* WHAT NEEDS TO BE DONE
Pick out every line that holds the string "областного" and copy it.

* MATERIAL FOR THIS EXERCISE
-=-=-
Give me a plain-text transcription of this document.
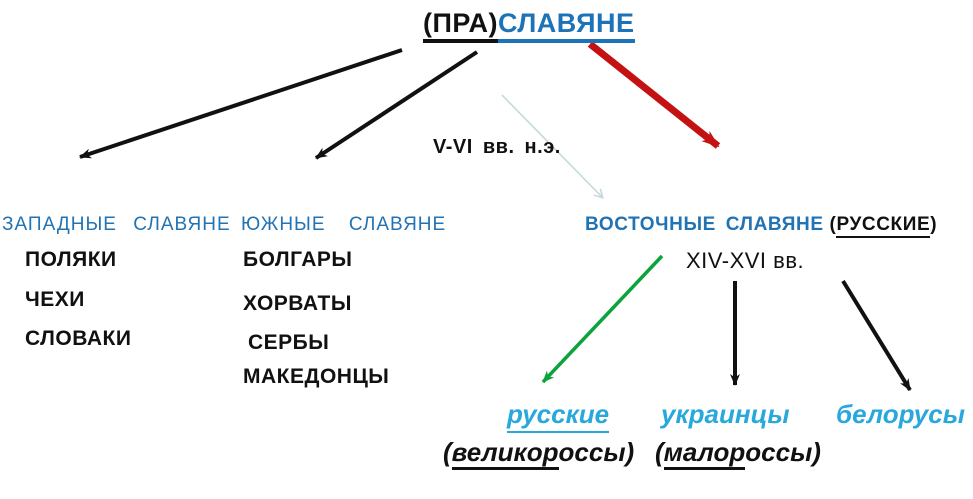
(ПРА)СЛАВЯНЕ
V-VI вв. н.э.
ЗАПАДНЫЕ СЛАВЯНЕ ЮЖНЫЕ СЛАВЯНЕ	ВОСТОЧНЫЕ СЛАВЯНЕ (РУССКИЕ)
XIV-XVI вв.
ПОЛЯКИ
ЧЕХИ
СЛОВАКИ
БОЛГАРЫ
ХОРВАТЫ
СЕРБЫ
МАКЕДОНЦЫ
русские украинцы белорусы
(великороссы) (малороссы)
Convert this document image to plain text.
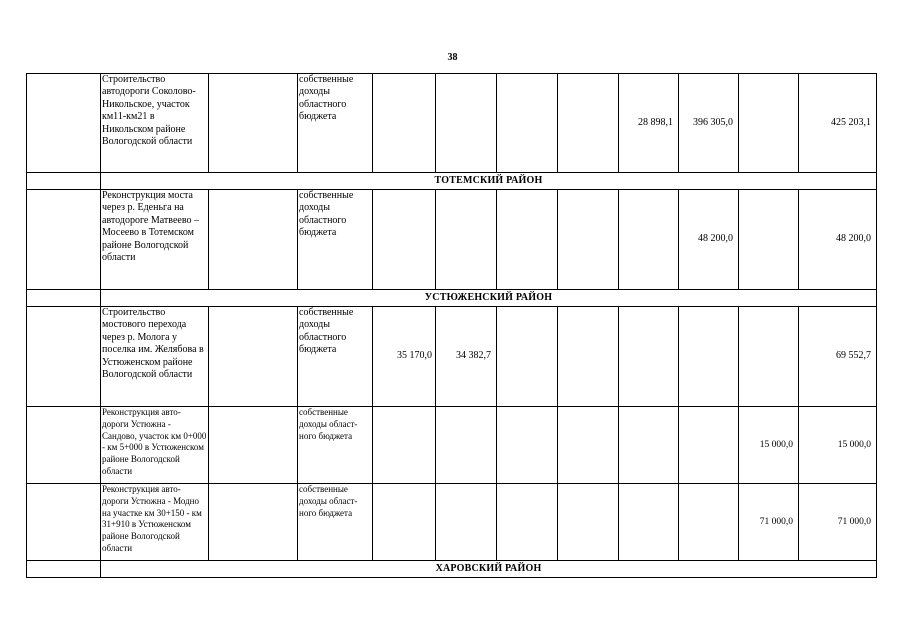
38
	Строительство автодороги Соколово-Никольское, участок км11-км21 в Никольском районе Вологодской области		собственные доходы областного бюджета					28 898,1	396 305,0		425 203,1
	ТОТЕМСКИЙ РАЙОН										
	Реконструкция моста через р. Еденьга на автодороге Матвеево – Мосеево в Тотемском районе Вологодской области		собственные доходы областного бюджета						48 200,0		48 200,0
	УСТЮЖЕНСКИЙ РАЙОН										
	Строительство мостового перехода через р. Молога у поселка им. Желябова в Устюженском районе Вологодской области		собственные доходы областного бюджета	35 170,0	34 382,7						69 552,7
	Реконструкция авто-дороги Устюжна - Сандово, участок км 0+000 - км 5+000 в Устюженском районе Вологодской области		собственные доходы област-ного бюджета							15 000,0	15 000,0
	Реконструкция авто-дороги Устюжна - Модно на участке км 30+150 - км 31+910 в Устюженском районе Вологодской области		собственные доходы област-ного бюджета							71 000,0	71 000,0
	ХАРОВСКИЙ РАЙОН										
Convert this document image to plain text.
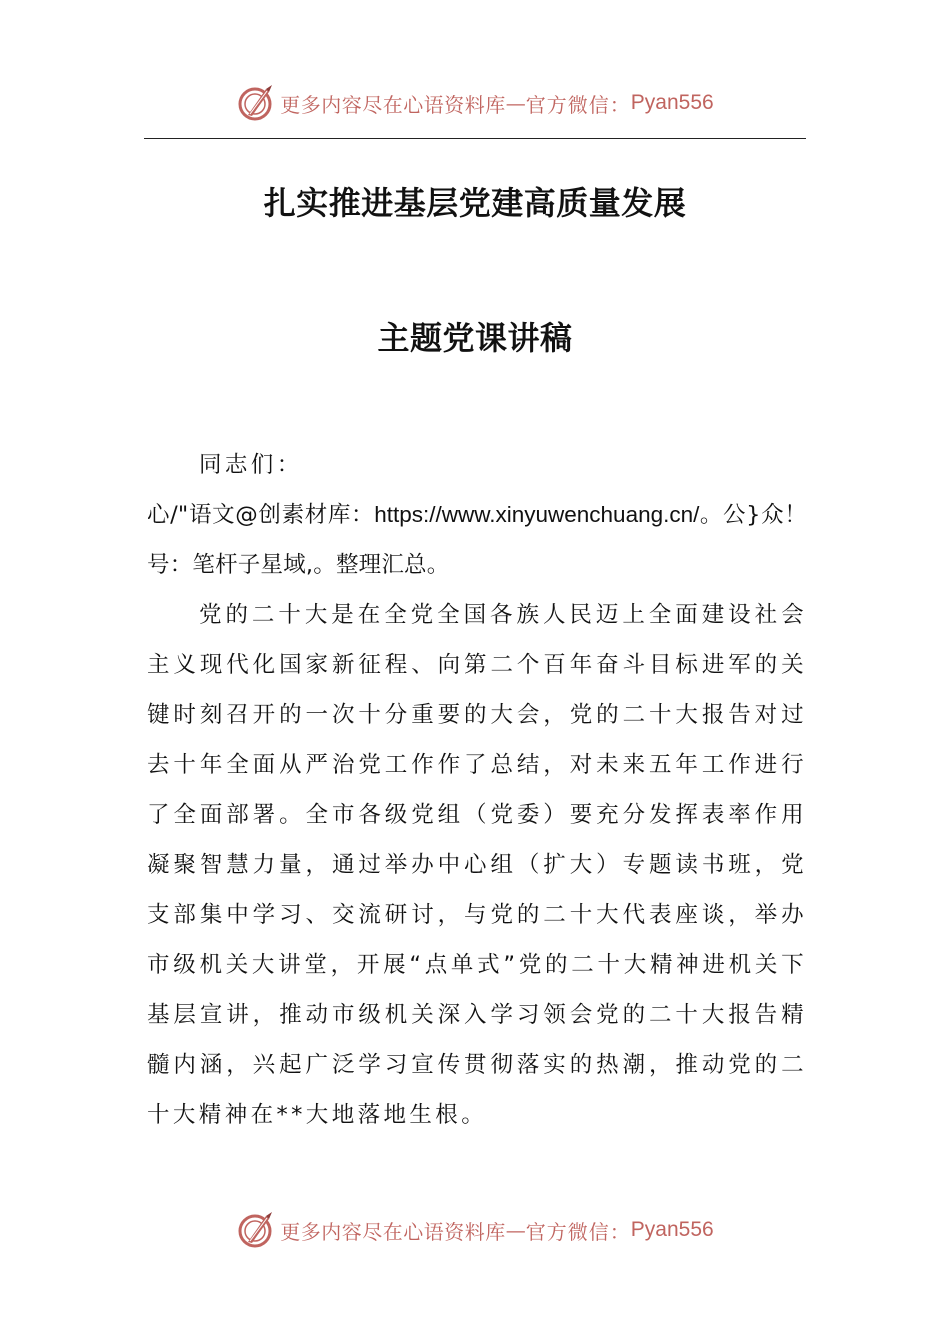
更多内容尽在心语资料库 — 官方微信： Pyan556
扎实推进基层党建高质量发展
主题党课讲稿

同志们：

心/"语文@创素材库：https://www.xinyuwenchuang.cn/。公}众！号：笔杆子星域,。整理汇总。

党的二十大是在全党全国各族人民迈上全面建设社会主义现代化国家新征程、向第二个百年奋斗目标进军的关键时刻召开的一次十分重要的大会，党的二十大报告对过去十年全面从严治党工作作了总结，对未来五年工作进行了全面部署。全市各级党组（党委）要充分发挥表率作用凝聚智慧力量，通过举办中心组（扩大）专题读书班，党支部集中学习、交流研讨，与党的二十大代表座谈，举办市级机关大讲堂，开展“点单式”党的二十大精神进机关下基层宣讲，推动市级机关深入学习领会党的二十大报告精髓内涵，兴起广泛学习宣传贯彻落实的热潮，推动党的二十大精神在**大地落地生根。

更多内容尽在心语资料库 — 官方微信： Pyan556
-=-=-
* EXERCISE RESULT
	Строительство автодороги Соколово-Никольское, участок км11-км21 в Никольском районе Вологодской области		собственные доходы областного бюджета					28 898,1	396 305,0		425 203,1
	Реконструкция моста через р. Еденьга на автодороге Матвеево – Мосеево в Тотемском районе Вологодской области		собственные доходы областного бюджета						48 200,0		48 200,0
	Строительство мостового перехода через р. Молога у поселка им. Желябова в Устюженском районе Вологодской области		собственные доходы областного бюджета	35 170,0	34 382,7						69 552,7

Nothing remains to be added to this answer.